**GOAL OF THE EXERCISE**
Transcribe all records exactly.

Dataset items:
━━━━━━━━━━━━━━━━━━━━━━━━━━━━━━

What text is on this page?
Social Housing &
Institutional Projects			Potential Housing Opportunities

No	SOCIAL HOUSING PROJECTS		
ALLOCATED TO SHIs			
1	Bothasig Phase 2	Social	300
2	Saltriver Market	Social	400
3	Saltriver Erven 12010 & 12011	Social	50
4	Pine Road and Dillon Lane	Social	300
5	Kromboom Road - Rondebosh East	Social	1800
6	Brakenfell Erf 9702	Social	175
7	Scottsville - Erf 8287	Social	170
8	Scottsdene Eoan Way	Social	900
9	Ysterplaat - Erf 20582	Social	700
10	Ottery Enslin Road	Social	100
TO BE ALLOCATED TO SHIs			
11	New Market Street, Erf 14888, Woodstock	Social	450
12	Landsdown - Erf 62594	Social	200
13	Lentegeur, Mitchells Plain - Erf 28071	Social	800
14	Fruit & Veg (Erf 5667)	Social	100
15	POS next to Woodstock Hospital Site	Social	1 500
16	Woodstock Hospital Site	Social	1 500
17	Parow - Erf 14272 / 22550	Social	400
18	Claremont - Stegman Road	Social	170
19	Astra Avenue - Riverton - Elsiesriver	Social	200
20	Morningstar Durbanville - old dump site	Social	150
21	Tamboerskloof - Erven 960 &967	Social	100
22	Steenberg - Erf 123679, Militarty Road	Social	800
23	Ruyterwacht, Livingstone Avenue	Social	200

━━━━━━━━━━━━━━━━━━━━━━━━━━━━━━

**WRITTEN SOLUTION**
What text is on this page?
Social Housing &
Institutional Projects			Potential Housing Opportunities

No	SOCIAL HOUSING PROJECTS		
ALLOCATED TO SHIs			
1	Bothasig Phase 2	Social	300
2	Saltriver Market	Social	400
3	Saltriver Erven 12010 & 12011	Social	50
4	Pine Road and Dillon Lane	Social	300
5	Kromboom Road - Rondebosh East	Social	1800
6	Brakenfell Erf 9702	Social	175
7	Scottsville - Erf 8287	Social	170
8	Scottsdene Eoan Way	Social	900
9	Ysterplaat - Erf 20582	Social	700
10	Ottery Enslin Road	Social	100
TO BE ALLOCATED TO SHIs			
11	New Market Street, Erf 14888, Woodstock	Social	450
12	Landsdown - Erf 62594	Social	200
13	Lentegeur, Mitchells Plain - Erf 28071	Social	800
14	Fruit & Veg (Erf 5667)	Social	100
15	POS next to Woodstock Hospital Site	Social	1 500
16	Woodstock Hospital Site	Social	1 500
17	Parow - Erf 14272 / 22550	Social	400
18	Claremont - Stegman Road	Social	170
19	Astra Avenue - Riverton - Elsiesriver	Social	200
20	Morningstar Durbanville - old dump site	Social	150
21	Tamboerskloof - Erven 960 &967	Social	100
22	Steenberg - Erf 123679, Militarty Road	Social	800
23	Ruyterwacht, Livingstone Avenue	Social	200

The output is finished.